Quantum machine learning is believed to be a far frontrunner in setting a path for practical beyond-classical applications of NISQ quantum devices. This stimulates the fast development of various quantum machine learning (see [3] for a review). Stepping into industries, Google recently built up a framework TensorFlow Quantum for the design and training of quantum machine learning within its well-known classical machine learning platform—TensorFlow [4].

Classical machine learning has led to automated decision models assuming a significant role in making real-world decisions, especially in finance [5]. Such (financial) decision tasks are known to face the curse of dimensionality as there are too many features available to model customers/users. Principal component analysis (PCA) is one of the most popular methods for dimensionality reduction. It was recently shown that quantum PCA Algorithm [6] can run exponentially faster on a quantum processor. At the same time, the training process of quantum machine learning could be sped up exponentially (compared with classical training) by using quantum PCA to implement iterative gradient descent methods for network training [7]. It is worth noting that this quantum approach is generic in the sense that it can be applied to various types of neural networks, including shallow, convolutional, and recurrent networks, and thus can mitigate the high complexity issue of classical training. Because of these reasons, quantum machine learning has been introduced to be applied independently or embedded in classical decision-making models, e.g. fraud detection (in transaction monitoring) [8, 9], credit assessments (risk scoring for customers) [10, 11], and recommendation systems for content dissemination [12] (see reviews [13, 14] for more information). Similar to the classical counterparts, the quantum models are trained on individuals’ information, e.g. saving, employment, salary (encoded as quantum data).

STORED RECORDS:
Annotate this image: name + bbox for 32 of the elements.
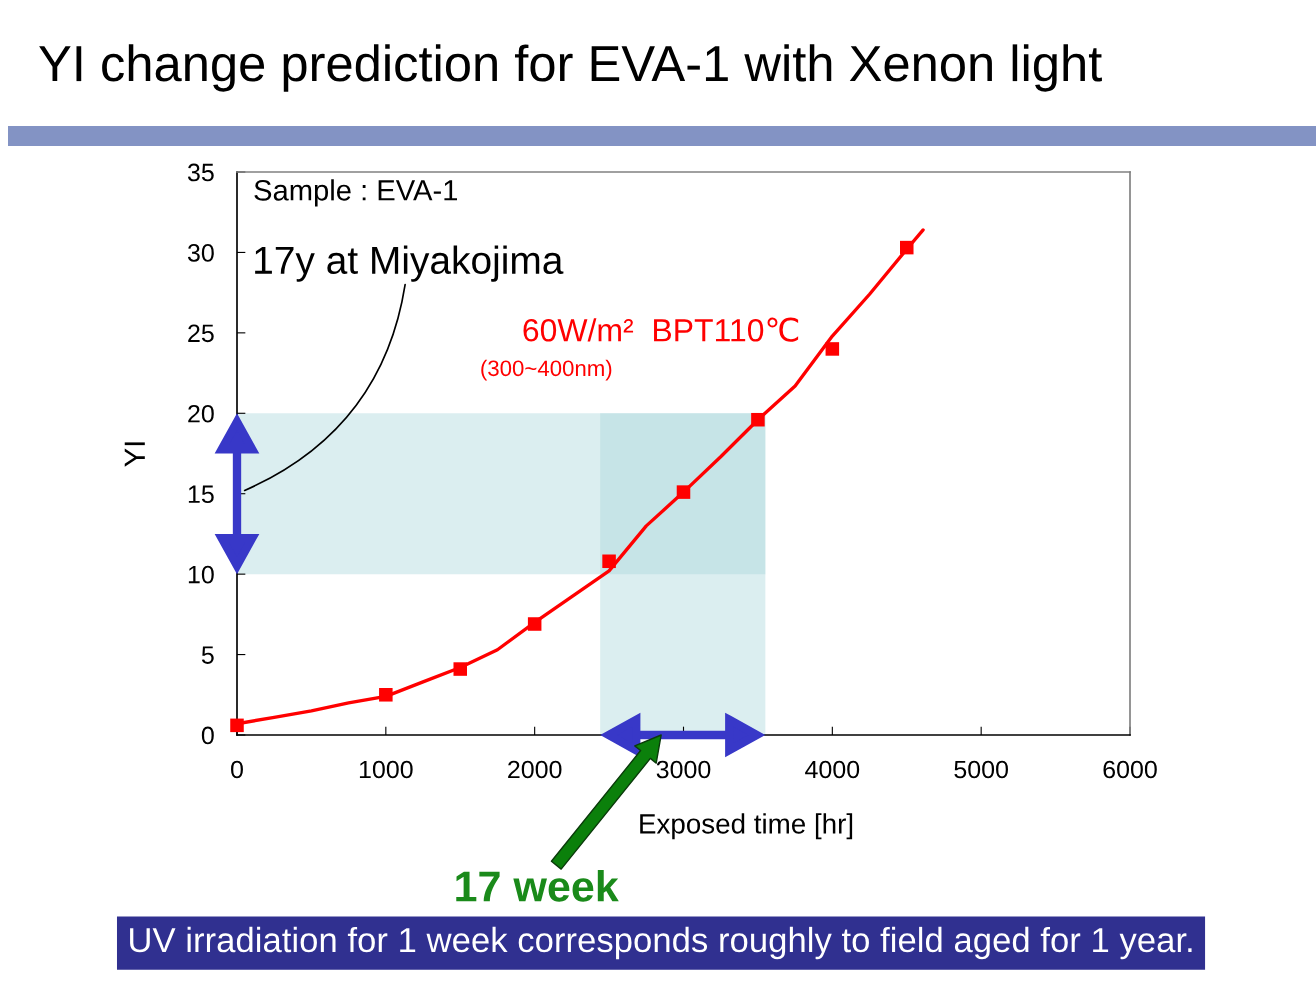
--
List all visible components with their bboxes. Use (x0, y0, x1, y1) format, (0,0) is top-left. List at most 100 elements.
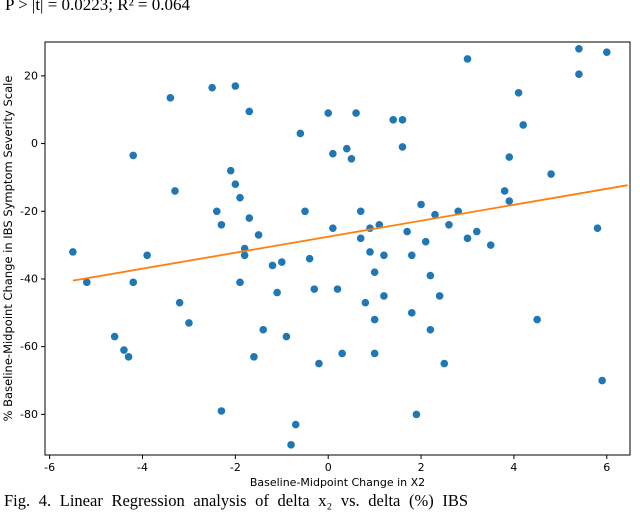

TO BE DONE: In the text on quantum machine learning, which method is described as one of the most popular for dimensionality reduction?

ANSWER BELOW: Principal component analysis (PCA)